> **EXERCISE**: Read the lines below. Copy out any that hold the string "устного".

> **TASK DATA**:
>> BEGIN
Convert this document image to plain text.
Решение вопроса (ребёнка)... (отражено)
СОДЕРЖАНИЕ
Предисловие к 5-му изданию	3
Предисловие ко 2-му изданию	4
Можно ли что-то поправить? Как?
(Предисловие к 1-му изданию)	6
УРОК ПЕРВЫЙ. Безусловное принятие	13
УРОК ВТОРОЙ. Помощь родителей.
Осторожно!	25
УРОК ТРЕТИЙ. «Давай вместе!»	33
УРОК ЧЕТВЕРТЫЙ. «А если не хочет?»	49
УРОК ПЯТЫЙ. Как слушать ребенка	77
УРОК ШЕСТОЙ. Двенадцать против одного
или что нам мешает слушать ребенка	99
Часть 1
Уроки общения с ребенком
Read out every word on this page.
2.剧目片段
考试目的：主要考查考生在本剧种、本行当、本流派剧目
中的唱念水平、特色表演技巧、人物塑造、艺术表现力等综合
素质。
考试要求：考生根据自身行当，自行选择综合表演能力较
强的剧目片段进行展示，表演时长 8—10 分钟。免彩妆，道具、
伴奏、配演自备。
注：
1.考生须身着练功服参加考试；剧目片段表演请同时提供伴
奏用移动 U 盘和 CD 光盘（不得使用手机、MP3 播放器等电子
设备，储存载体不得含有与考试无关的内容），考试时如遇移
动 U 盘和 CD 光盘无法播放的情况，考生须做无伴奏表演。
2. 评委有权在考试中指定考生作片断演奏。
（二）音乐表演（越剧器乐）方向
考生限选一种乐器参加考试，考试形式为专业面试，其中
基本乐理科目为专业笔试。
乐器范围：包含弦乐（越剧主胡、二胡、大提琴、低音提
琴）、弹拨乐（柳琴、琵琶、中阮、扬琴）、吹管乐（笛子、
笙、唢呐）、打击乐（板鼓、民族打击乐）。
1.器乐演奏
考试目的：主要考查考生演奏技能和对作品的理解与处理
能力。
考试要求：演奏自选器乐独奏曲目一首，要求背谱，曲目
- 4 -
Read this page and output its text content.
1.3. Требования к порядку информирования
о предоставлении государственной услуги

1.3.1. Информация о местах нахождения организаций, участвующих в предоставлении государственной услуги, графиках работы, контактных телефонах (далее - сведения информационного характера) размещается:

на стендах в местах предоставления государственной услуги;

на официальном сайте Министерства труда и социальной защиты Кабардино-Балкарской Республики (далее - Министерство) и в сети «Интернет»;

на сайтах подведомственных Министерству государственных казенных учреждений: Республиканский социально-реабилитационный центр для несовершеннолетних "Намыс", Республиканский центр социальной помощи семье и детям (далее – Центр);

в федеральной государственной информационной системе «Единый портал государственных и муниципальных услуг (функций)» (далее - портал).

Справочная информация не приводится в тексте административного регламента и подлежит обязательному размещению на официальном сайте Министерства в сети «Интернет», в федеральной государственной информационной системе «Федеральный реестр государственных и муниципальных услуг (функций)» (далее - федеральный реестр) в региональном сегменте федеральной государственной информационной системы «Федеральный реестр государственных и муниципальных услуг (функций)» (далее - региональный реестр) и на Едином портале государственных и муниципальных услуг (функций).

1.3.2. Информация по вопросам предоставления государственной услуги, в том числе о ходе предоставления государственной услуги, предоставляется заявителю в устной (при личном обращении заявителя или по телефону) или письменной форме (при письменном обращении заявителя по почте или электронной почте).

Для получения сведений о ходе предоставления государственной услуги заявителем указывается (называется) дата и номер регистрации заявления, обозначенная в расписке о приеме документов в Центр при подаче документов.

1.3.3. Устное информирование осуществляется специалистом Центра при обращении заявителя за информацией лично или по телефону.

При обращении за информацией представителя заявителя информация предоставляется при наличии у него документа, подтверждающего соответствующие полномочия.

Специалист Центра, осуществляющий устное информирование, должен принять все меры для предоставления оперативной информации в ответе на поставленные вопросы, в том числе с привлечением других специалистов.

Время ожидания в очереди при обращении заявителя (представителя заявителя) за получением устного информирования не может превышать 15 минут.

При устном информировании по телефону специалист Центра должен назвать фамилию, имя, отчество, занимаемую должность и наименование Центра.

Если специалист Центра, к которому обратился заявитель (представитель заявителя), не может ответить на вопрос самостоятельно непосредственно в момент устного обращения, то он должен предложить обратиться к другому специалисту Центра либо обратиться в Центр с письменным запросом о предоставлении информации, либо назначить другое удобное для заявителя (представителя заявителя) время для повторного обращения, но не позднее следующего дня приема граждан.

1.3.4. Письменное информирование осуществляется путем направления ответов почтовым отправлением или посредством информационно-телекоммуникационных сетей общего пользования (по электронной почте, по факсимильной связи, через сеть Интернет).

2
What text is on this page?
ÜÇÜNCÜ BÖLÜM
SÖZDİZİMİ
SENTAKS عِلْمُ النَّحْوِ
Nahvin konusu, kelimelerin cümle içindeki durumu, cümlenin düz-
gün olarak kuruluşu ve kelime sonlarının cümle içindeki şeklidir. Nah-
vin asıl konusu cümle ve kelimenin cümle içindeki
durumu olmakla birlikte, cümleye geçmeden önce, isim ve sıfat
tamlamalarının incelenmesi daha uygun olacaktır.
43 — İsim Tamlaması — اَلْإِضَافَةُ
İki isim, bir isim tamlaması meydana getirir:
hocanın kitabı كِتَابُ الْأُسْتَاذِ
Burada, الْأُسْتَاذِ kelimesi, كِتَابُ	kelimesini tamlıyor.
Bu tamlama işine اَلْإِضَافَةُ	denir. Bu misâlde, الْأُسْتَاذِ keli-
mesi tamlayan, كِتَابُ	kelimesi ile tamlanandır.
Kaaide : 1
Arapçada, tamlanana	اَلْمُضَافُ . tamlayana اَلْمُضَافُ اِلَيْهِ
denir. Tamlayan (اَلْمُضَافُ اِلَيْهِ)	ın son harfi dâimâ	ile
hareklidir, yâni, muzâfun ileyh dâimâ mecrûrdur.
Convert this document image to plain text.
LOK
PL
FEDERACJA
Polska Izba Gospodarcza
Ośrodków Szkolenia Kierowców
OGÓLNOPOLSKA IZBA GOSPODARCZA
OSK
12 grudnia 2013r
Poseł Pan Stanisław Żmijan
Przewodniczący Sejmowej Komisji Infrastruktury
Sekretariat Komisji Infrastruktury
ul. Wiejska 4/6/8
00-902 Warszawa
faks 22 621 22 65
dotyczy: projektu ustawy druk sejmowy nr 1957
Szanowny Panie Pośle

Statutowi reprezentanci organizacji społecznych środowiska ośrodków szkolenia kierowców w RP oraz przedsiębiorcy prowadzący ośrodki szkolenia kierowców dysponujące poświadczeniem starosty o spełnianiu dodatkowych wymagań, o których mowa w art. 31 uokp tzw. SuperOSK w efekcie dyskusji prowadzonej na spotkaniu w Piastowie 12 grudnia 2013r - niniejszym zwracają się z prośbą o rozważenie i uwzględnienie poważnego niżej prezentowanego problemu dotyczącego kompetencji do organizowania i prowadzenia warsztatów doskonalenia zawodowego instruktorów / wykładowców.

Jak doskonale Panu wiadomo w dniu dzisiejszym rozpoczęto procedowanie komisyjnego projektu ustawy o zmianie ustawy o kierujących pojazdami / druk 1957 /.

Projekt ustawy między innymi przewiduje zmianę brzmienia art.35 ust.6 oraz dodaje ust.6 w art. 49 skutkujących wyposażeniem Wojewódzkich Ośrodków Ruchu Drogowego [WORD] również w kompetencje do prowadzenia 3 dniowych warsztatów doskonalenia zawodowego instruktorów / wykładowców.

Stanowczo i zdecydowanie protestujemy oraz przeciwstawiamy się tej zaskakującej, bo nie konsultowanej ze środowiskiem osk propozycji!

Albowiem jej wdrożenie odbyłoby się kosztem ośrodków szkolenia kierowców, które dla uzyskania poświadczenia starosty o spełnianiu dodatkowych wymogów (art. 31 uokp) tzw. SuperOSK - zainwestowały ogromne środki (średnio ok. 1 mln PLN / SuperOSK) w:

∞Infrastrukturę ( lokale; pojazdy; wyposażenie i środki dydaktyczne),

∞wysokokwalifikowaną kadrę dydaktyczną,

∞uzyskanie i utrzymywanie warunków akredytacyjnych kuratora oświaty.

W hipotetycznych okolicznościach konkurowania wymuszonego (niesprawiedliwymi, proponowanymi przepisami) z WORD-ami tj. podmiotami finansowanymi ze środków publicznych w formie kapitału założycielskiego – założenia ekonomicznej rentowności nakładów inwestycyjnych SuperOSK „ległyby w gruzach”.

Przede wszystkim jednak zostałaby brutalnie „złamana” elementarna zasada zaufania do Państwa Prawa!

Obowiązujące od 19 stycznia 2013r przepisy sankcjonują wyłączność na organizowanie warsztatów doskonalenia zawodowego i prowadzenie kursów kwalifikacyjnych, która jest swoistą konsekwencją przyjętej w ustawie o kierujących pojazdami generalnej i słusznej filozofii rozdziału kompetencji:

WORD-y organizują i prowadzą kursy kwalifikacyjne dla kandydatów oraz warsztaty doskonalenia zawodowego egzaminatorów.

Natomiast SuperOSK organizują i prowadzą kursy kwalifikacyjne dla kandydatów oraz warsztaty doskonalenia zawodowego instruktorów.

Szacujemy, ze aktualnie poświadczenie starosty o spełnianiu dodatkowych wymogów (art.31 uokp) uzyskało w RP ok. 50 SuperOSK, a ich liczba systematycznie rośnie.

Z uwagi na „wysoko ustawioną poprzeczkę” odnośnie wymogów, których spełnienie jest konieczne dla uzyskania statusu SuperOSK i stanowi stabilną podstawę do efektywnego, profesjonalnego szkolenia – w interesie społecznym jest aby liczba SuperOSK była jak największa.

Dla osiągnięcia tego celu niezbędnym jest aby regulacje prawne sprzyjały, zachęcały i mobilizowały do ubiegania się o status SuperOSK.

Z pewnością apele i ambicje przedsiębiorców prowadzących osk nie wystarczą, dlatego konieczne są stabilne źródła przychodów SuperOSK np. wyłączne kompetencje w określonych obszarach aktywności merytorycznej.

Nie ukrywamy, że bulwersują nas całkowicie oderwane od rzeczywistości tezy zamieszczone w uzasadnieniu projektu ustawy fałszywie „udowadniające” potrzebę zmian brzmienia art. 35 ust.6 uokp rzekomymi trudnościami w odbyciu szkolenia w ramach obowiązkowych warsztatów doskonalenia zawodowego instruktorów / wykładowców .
>> END
> **FINISHED EXERCISE**:
Время ожидания в очереди при обращении заявителя (представителя заявителя) за получением устного информирования не может превышать 15 минут.
Если специалист Центра, к которому обратился заявитель (представитель заявителя), не может ответить на вопрос самостоятельно непосредственно в момент устного обращения, то он должен предложить обратиться к другому специалисту Центра либо обратиться в Центр с письменным запросом о предоставлении информации, либо назначить другое удобное для заявителя (представителя заявителя) время для повторного обращения, но не позднее следующего дня приема граждан.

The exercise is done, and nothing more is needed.